Items from a dataset
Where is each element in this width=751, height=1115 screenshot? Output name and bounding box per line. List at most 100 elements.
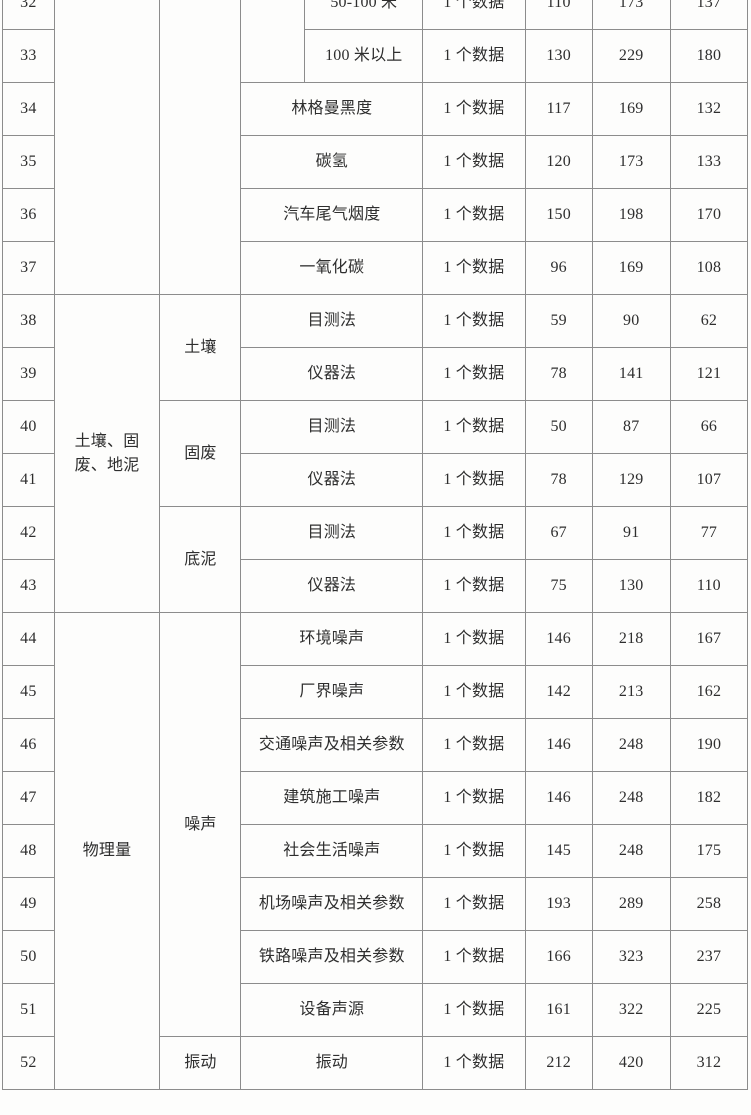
item-name: 振动: [240, 1036, 424, 1090]
value-2: 173: [591, 0, 671, 30]
data-count: 1 个数据: [422, 347, 526, 401]
value-2: 90: [591, 294, 671, 348]
row-id: 49: [2, 877, 55, 931]
value-3: 132: [669, 82, 749, 136]
value-1: 145: [524, 824, 593, 878]
row-id: 51: [2, 983, 55, 1037]
item-name: 汽车尾气烟度: [240, 188, 424, 242]
value-2: 218: [591, 612, 671, 666]
item-name: 厂界噪声: [240, 665, 424, 719]
category-label-line1: 土壤、固: [74, 433, 140, 451]
value-2: 198: [591, 188, 671, 242]
value-1: 120: [524, 135, 593, 189]
value-2: 248: [591, 771, 671, 825]
value-3: 225: [669, 983, 749, 1037]
data-count: 1 个数据: [422, 241, 526, 295]
table-row: 36 汽车尾气烟度 1 个数据 150 198 170: [2, 188, 749, 242]
item-name: 仪器法: [240, 453, 424, 507]
item-name: 碳氢: [240, 135, 424, 189]
value-1: 146: [524, 612, 593, 666]
data-count: 1 个数据: [422, 718, 526, 772]
value-1: 166: [524, 930, 593, 984]
table-row: 37 一氧化碳 1 个数据 96 169 108: [2, 241, 749, 295]
table-row: 49 机场噪声及相关参数 1 个数据 193 289 258: [2, 877, 749, 931]
table-row: 40 固废 目测法 1 个数据 50 87 66: [2, 400, 749, 507]
value-2: 289: [591, 877, 671, 931]
category-cell-empty: [53, 0, 161, 295]
value-1: 150: [524, 188, 593, 242]
data-count: 1 个数据: [422, 1036, 526, 1090]
table-row: 41 仪器法 1 个数据 78 129 107: [2, 453, 749, 507]
value-1: 67: [524, 506, 593, 560]
value-3: 110: [669, 559, 749, 613]
value-2: 141: [591, 347, 671, 401]
value-3: 108: [669, 241, 749, 295]
row-id: 45: [2, 665, 55, 719]
table-row: 38 土壤、固 废、地泥 土壤 目测法 1 个数据 59 90 62: [2, 294, 749, 613]
data-count: 1 个数据: [422, 506, 526, 560]
value-1: 50: [524, 400, 593, 454]
row-id: 39: [2, 347, 55, 401]
item-name: 目测法: [240, 506, 424, 560]
subcategory-vibration: 振动: [159, 1036, 242, 1090]
subcategory-soil: 土壤: [159, 294, 242, 401]
subcategory-solid-waste: 固废: [159, 400, 242, 507]
value-2: 248: [591, 824, 671, 878]
item-name: 环境噪声: [240, 612, 424, 666]
data-count: 1 个数据: [422, 294, 526, 348]
data-count: 1 个数据: [422, 930, 526, 984]
measurement-data-table: 32 50-100 米 1 个数据 110 173 137 33 100 米以上…: [2, 0, 749, 1090]
data-count: 1 个数据: [422, 983, 526, 1037]
table-row: 39 仪器法 1 个数据 78 141 121: [2, 347, 749, 401]
value-1: 212: [524, 1036, 593, 1090]
row-id: 41: [2, 453, 55, 507]
row-id: 47: [2, 771, 55, 825]
value-3: 107: [669, 453, 749, 507]
table-row: 42 底泥 目测法 1 个数据 67 91 77: [2, 506, 749, 613]
category-label-line2: 废、地泥: [74, 456, 140, 474]
item-name: 仪器法: [240, 559, 424, 613]
data-count: 1 个数据: [422, 400, 526, 454]
table-row: 44 物理量 噪声 环境噪声 1 个数据 146 218 167: [2, 612, 749, 1090]
subcategory-cell-empty: [159, 0, 242, 295]
item-name: 目测法: [240, 400, 424, 454]
table-row: 48 社会生活噪声 1 个数据 145 248 175: [2, 824, 749, 878]
value-1: 146: [524, 771, 593, 825]
table-row: 45 厂界噪声 1 个数据 142 213 162: [2, 665, 749, 719]
value-1: 75: [524, 559, 593, 613]
row-id: 52: [2, 1036, 55, 1090]
value-3: 258: [669, 877, 749, 931]
value-3: 62: [669, 294, 749, 348]
category-physical-quantity: 物理量: [53, 612, 161, 1090]
value-3: 167: [669, 612, 749, 666]
table-row: 32 50-100 米 1 个数据 110 173 137: [2, 0, 749, 295]
item-name: 50-100 米: [304, 0, 424, 30]
item-name: 社会生活噪声: [240, 824, 424, 878]
item-name: 仪器法: [240, 347, 424, 401]
value-2: 169: [591, 82, 671, 136]
table-row: 34 林格曼黑度 1 个数据 117 169 132: [2, 82, 749, 136]
value-3: 312: [669, 1036, 749, 1090]
row-id: 35: [2, 135, 55, 189]
row-id: 44: [2, 612, 55, 666]
value-2: 229: [591, 29, 671, 83]
row-id: 46: [2, 718, 55, 772]
table-row: 35 碳氢 1 个数据 120 173 133: [2, 135, 749, 189]
row-id: 38: [2, 294, 55, 348]
data-count: 1 个数据: [422, 559, 526, 613]
row-id: 42: [2, 506, 55, 560]
item-name: 建筑施工噪声: [240, 771, 424, 825]
value-1: 130: [524, 29, 593, 83]
item-name: 林格曼黑度: [240, 82, 424, 136]
value-3: 121: [669, 347, 749, 401]
data-count: 1 个数据: [422, 29, 526, 83]
value-3: 182: [669, 771, 749, 825]
data-count: 1 个数据: [422, 0, 526, 30]
value-3: 175: [669, 824, 749, 878]
value-2: 91: [591, 506, 671, 560]
data-count: 1 个数据: [422, 612, 526, 666]
value-2: 213: [591, 665, 671, 719]
table-row: 47 建筑施工噪声 1 个数据 146 248 182: [2, 771, 749, 825]
table-row: 52 振动 振动 1 个数据 212 420 312: [2, 1036, 749, 1090]
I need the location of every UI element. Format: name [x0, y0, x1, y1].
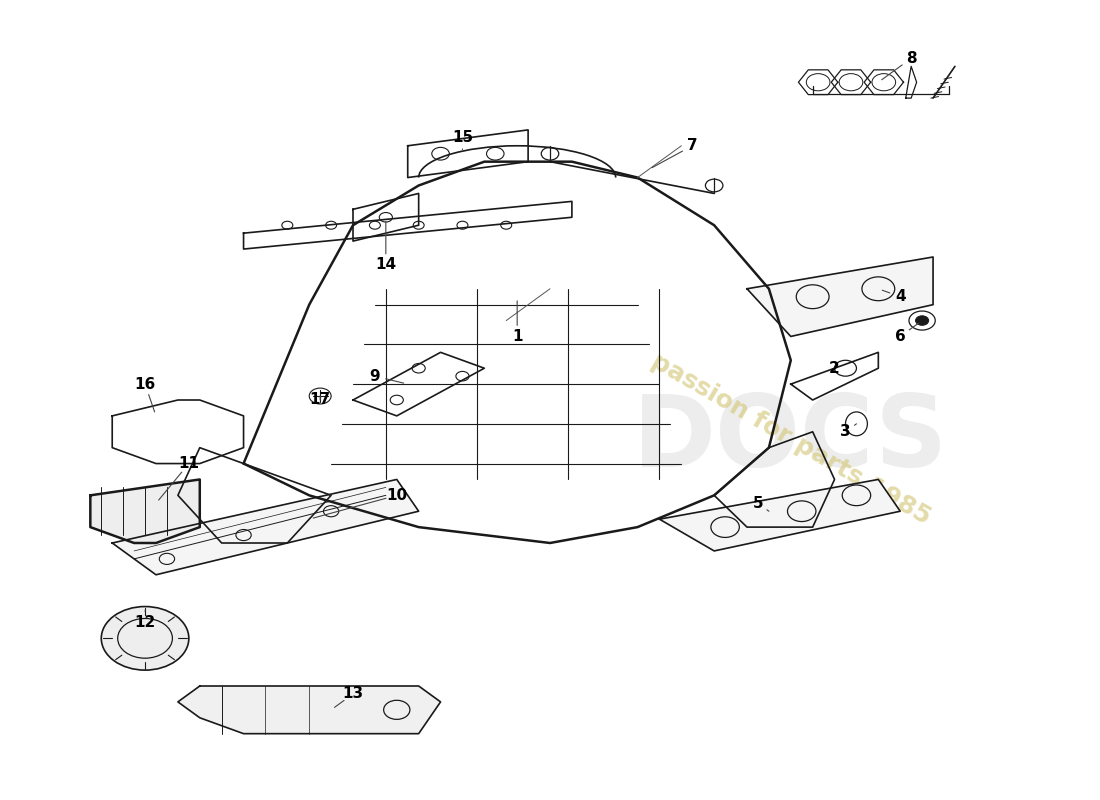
Circle shape: [915, 316, 928, 326]
Text: 16: 16: [134, 377, 156, 392]
Polygon shape: [659, 479, 900, 551]
Text: 6: 6: [894, 329, 905, 344]
Text: 17: 17: [309, 393, 331, 407]
Text: 13: 13: [342, 686, 364, 702]
Text: 15: 15: [452, 130, 473, 146]
Circle shape: [101, 606, 189, 670]
Polygon shape: [178, 686, 441, 734]
Text: 10: 10: [386, 488, 407, 503]
Text: 2: 2: [829, 361, 840, 376]
Text: passion for parts 1985: passion for parts 1985: [647, 350, 935, 530]
Text: 1: 1: [512, 329, 522, 344]
Polygon shape: [112, 479, 419, 574]
Text: 8: 8: [906, 51, 916, 66]
Text: 11: 11: [178, 456, 199, 471]
Text: 5: 5: [752, 496, 763, 510]
Text: DOCS: DOCS: [634, 391, 948, 488]
Text: 7: 7: [688, 138, 697, 154]
Polygon shape: [747, 257, 933, 337]
Circle shape: [118, 618, 173, 658]
Text: 4: 4: [895, 290, 905, 304]
Text: 9: 9: [370, 369, 381, 384]
Polygon shape: [90, 479, 200, 543]
Text: 12: 12: [134, 615, 156, 630]
Text: 14: 14: [375, 258, 396, 273]
Text: 3: 3: [840, 424, 850, 439]
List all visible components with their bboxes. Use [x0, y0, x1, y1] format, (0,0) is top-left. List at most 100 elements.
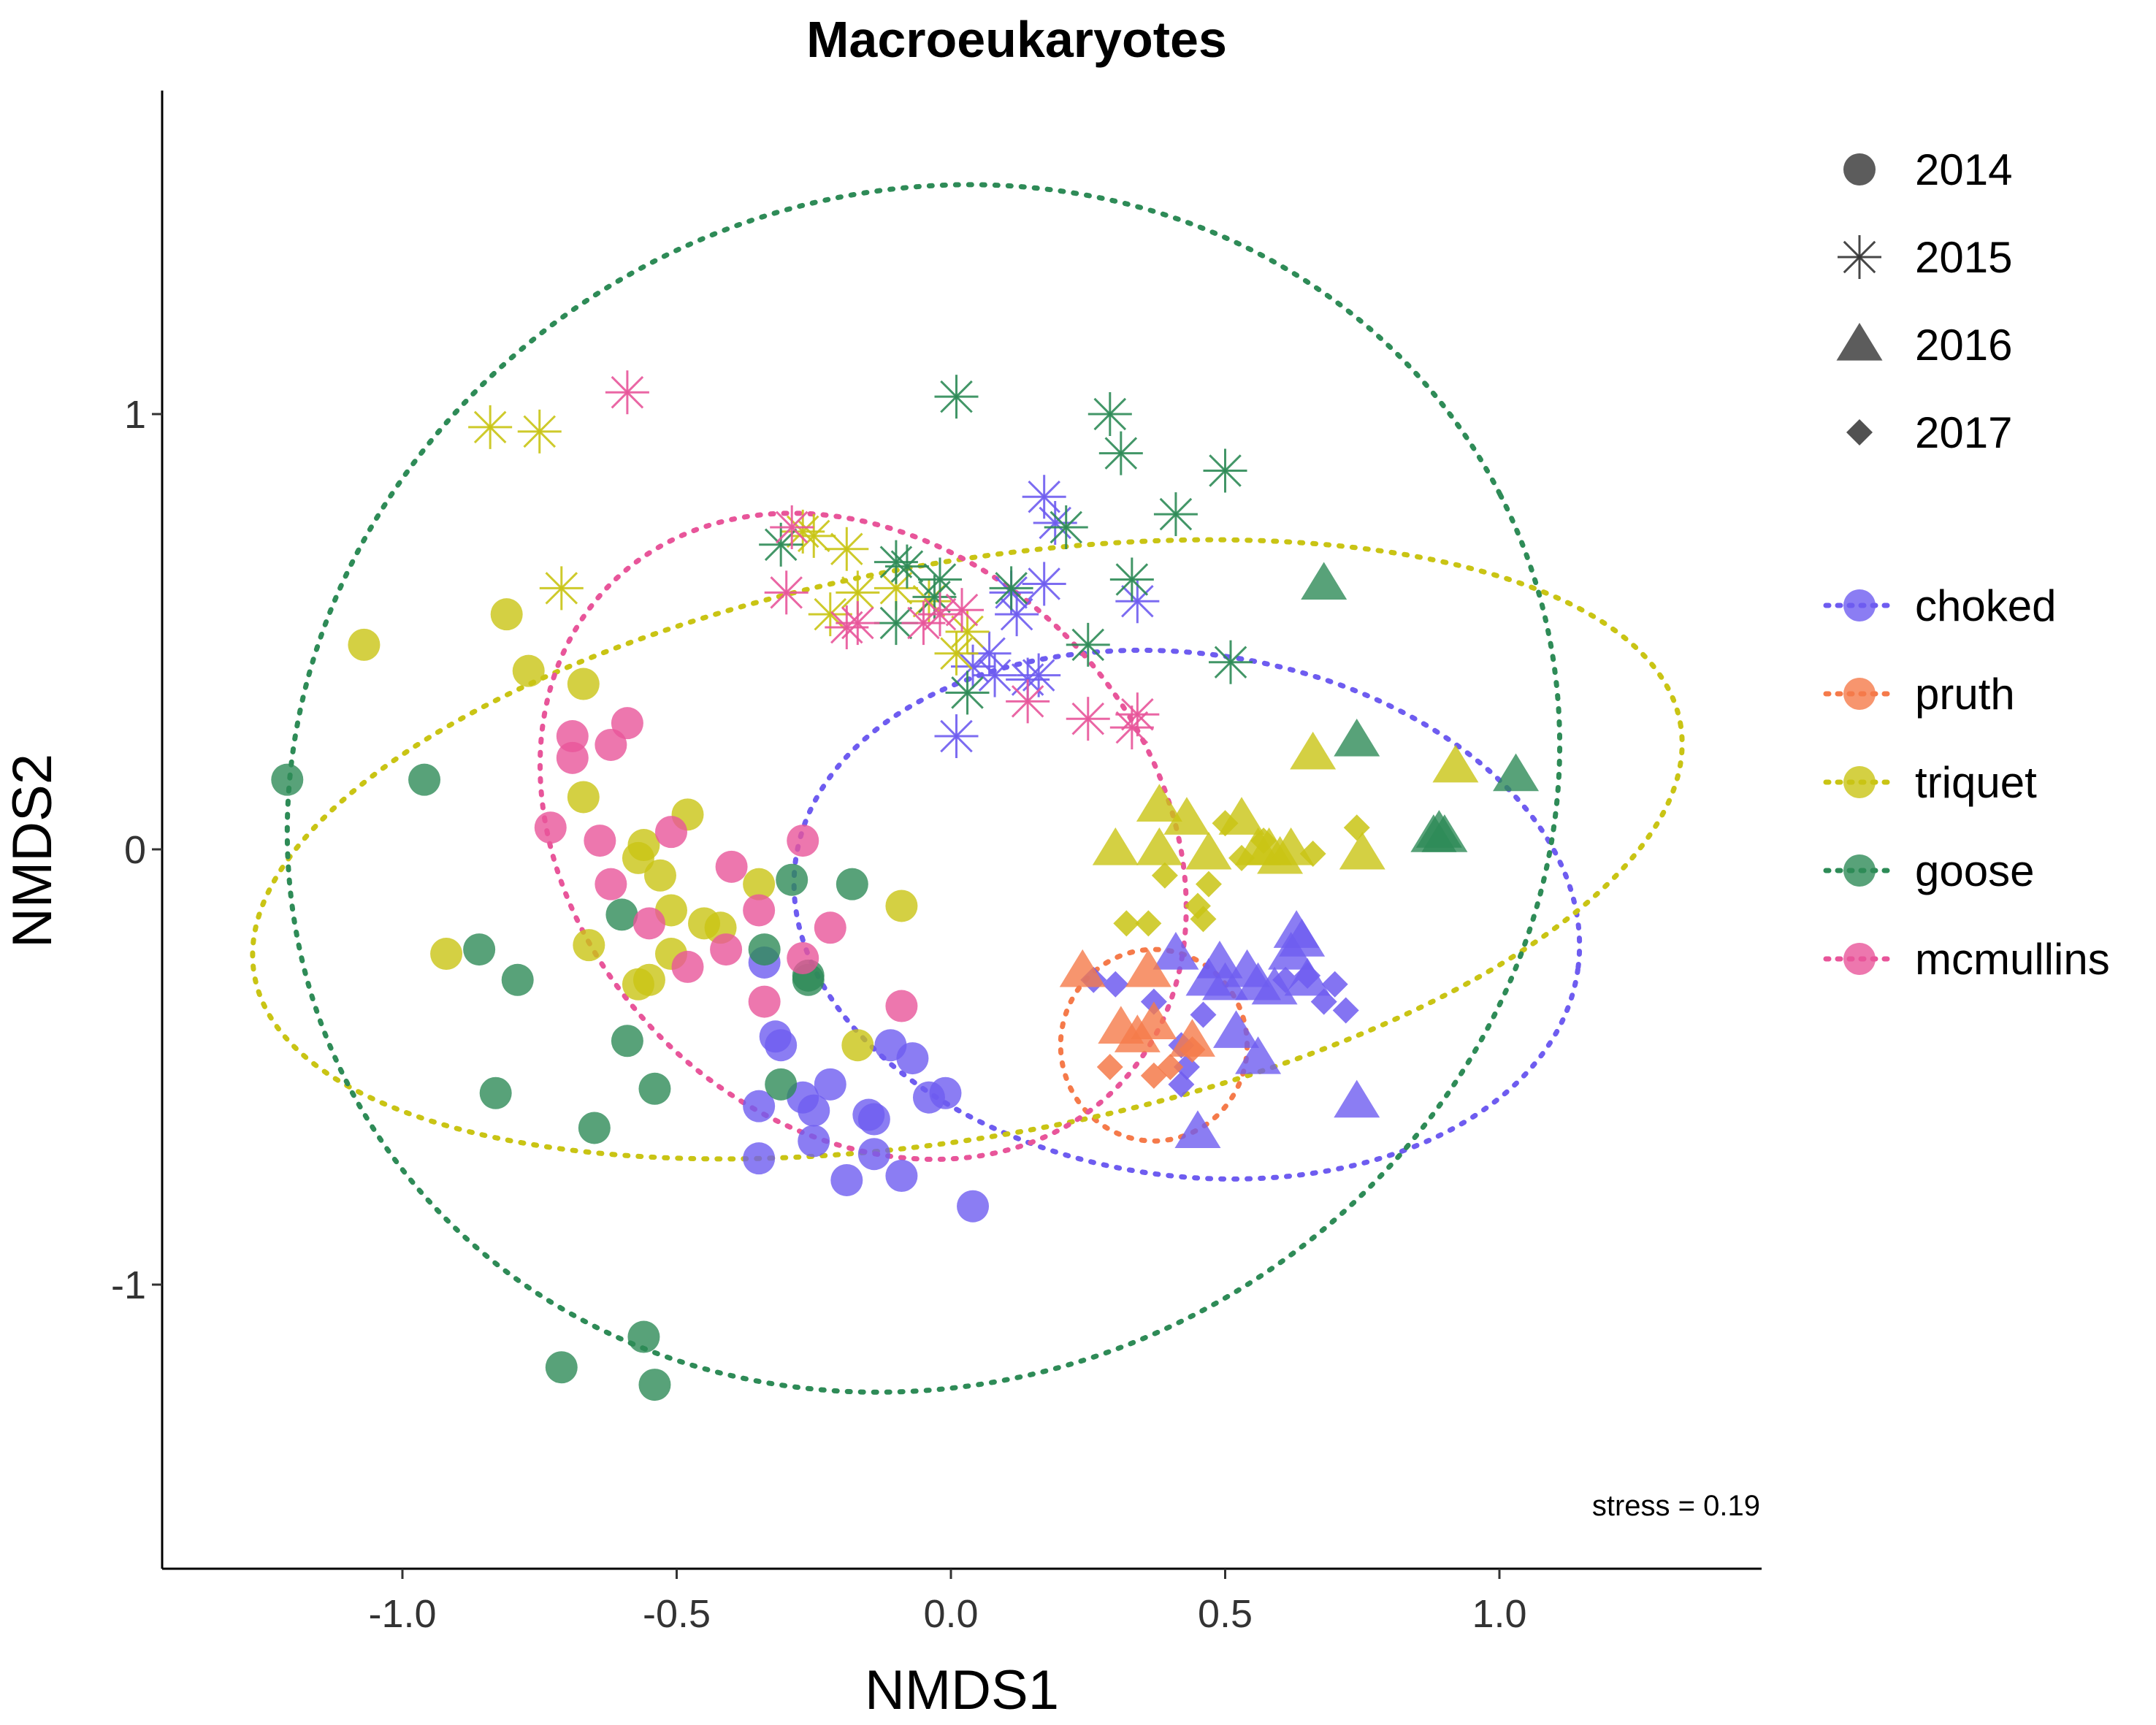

Your instructions » Return all of the material above word for word, line by line. Leave out the pictures.

Finished task »
Where is each element in this width=751, height=1115 screenshot? Output name and bounding box per line. List at most 100 elements.
item-name: 振动: [240, 1036, 424, 1090]
value-2: 173: [591, 0, 671, 30]
data-count: 1 个数据: [422, 347, 526, 401]
value-2: 90: [591, 294, 671, 348]
row-id: 49: [2, 877, 55, 931]
value-3: 132: [669, 82, 749, 136]
value-1: 145: [524, 824, 593, 878]
row-id: 51: [2, 983, 55, 1037]
item-name: 汽车尾气烟度: [240, 188, 424, 242]
value-2: 218: [591, 612, 671, 666]
item-name: 厂界噪声: [240, 665, 424, 719]
category-label-line1: 土壤、固: [74, 433, 140, 451]
value-2: 198: [591, 188, 671, 242]
value-1: 120: [524, 135, 593, 189]
value-2: 248: [591, 771, 671, 825]
value-3: 225: [669, 983, 749, 1037]
data-count: 1 个数据: [422, 241, 526, 295]
table-row: 36 汽车尾气烟度 1 个数据 150 198 170: [2, 188, 749, 242]
item-name: 仪器法: [240, 453, 424, 507]
item-name: 碳氢: [240, 135, 424, 189]
value-1: 146: [524, 612, 593, 666]
data-count: 1 个数据: [422, 718, 526, 772]
value-1: 166: [524, 930, 593, 984]
table-row: 37 一氧化碳 1 个数据 96 169 108: [2, 241, 749, 295]
table-row: 49 机场噪声及相关参数 1 个数据 193 289 258: [2, 877, 749, 931]
table-row: 40 固废 目测法 1 个数据 50 87 66: [2, 400, 749, 507]
value-2: 289: [591, 877, 671, 931]
category-cell-empty: [53, 0, 161, 295]
value-1: 150: [524, 188, 593, 242]
data-count: 1 个数据: [422, 1036, 526, 1090]
table-row: 41 仪器法 1 个数据 78 129 107: [2, 453, 749, 507]
value-1: 67: [524, 506, 593, 560]
value-3: 110: [669, 559, 749, 613]
value-2: 141: [591, 347, 671, 401]
value-3: 108: [669, 241, 749, 295]
row-id: 45: [2, 665, 55, 719]
table-row: 38 土壤、固 废、地泥 土壤 目测法 1 个数据 59 90 62: [2, 294, 749, 613]
data-count: 1 个数据: [422, 506, 526, 560]
value-1: 50: [524, 400, 593, 454]
row-id: 39: [2, 347, 55, 401]
item-name: 目测法: [240, 506, 424, 560]
subcategory-vibration: 振动: [159, 1036, 242, 1090]
subcategory-soil: 土壤: [159, 294, 242, 401]
subcategory-solid-waste: 固废: [159, 400, 242, 507]
value-2: 248: [591, 824, 671, 878]
item-name: 环境噪声: [240, 612, 424, 666]
data-count: 1 个数据: [422, 294, 526, 348]
data-count: 1 个数据: [422, 930, 526, 984]
measurement-data-table: 32 50-100 米 1 个数据 110 173 137 33 100 米以上…: [2, 0, 749, 1090]
data-count: 1 个数据: [422, 983, 526, 1037]
table-row: 39 仪器法 1 个数据 78 141 121: [2, 347, 749, 401]
value-1: 212: [524, 1036, 593, 1090]
row-id: 41: [2, 453, 55, 507]
row-id: 47: [2, 771, 55, 825]
value-3: 107: [669, 453, 749, 507]
table-row: 42 底泥 目测法 1 个数据 67 91 77: [2, 506, 749, 613]
category-label-line2: 废、地泥: [74, 456, 140, 474]
item-name: 仪器法: [240, 559, 424, 613]
data-count: 1 个数据: [422, 400, 526, 454]
table-row: 44 物理量 噪声 环境噪声 1 个数据 146 218 167: [2, 612, 749, 1090]
subcategory-cell-empty: [159, 0, 242, 295]
item-name: 目测法: [240, 400, 424, 454]
table-row: 48 社会生活噪声 1 个数据 145 248 175: [2, 824, 749, 878]
value-1: 146: [524, 771, 593, 825]
table-row: 45 厂界噪声 1 个数据 142 213 162: [2, 665, 749, 719]
value-1: 75: [524, 559, 593, 613]
row-id: 52: [2, 1036, 55, 1090]
value-3: 258: [669, 877, 749, 931]
value-3: 62: [669, 294, 749, 348]
category-physical-quantity: 物理量: [53, 612, 161, 1090]
value-3: 167: [669, 612, 749, 666]
table-row: 32 50-100 米 1 个数据 110 173 137: [2, 0, 749, 295]
item-name: 50-100 米: [304, 0, 424, 30]
item-name: 社会生活噪声: [240, 824, 424, 878]
item-name: 仪器法: [240, 347, 424, 401]
value-2: 169: [591, 82, 671, 136]
table-row: 34 林格曼黑度 1 个数据 117 169 132: [2, 82, 749, 136]
value-3: 312: [669, 1036, 749, 1090]
row-id: 35: [2, 135, 55, 189]
row-id: 44: [2, 612, 55, 666]
value-2: 229: [591, 29, 671, 83]
row-id: 46: [2, 718, 55, 772]
table-row: 35 碳氢 1 个数据 120 173 133: [2, 135, 749, 189]
row-id: 38: [2, 294, 55, 348]
data-count: 1 个数据: [422, 559, 526, 613]
row-id: 42: [2, 506, 55, 560]
item-name: 建筑施工噪声: [240, 771, 424, 825]
value-1: 130: [524, 29, 593, 83]
item-name: 林格曼黑度: [240, 82, 424, 136]
value-3: 121: [669, 347, 749, 401]
data-count: 1 个数据: [422, 29, 526, 83]
value-3: 182: [669, 771, 749, 825]
data-count: 1 个数据: [422, 0, 526, 30]
value-3: 175: [669, 824, 749, 878]
value-2: 91: [591, 506, 671, 560]
data-count: 1 个数据: [422, 612, 526, 666]
value-2: 213: [591, 665, 671, 719]
table-row: 47 建筑施工噪声 1 个数据 146 248 182: [2, 771, 749, 825]
table-row: 52 振动 振动 1 个数据 212 420 312: [2, 1036, 749, 1090]
I need the location of every UI element. Format: name [x0, y0, x1, y1].
Circle shape: [915, 316, 928, 326]
Text: 16: 16: [134, 377, 156, 392]
Polygon shape: [659, 479, 900, 551]
Text: 6: 6: [894, 329, 905, 344]
Text: 17: 17: [309, 393, 331, 407]
Text: 13: 13: [342, 686, 364, 702]
Text: 15: 15: [452, 130, 473, 146]
Circle shape: [101, 606, 189, 670]
Polygon shape: [178, 686, 441, 734]
Text: 10: 10: [386, 488, 407, 503]
Text: 2: 2: [829, 361, 840, 376]
Text: passion for parts 1985: passion for parts 1985: [647, 350, 935, 530]
Text: 1: 1: [512, 329, 522, 344]
Polygon shape: [112, 479, 419, 574]
Text: 8: 8: [906, 51, 916, 66]
Text: 11: 11: [178, 456, 199, 471]
Text: 5: 5: [752, 496, 763, 510]
Text: DOCS: DOCS: [634, 391, 948, 488]
Text: 7: 7: [688, 138, 697, 154]
Polygon shape: [747, 257, 933, 337]
Circle shape: [118, 618, 173, 658]
Text: 4: 4: [895, 290, 905, 304]
Text: 9: 9: [370, 369, 381, 384]
Polygon shape: [90, 479, 200, 543]
Text: 12: 12: [134, 615, 156, 630]
Text: 14: 14: [375, 258, 396, 273]
Text: 3: 3: [840, 424, 850, 439]
List all visible components with their bboxes. Use [x0, y0, x1, y1] format, (0,0) is top-left. List at most 100 elements.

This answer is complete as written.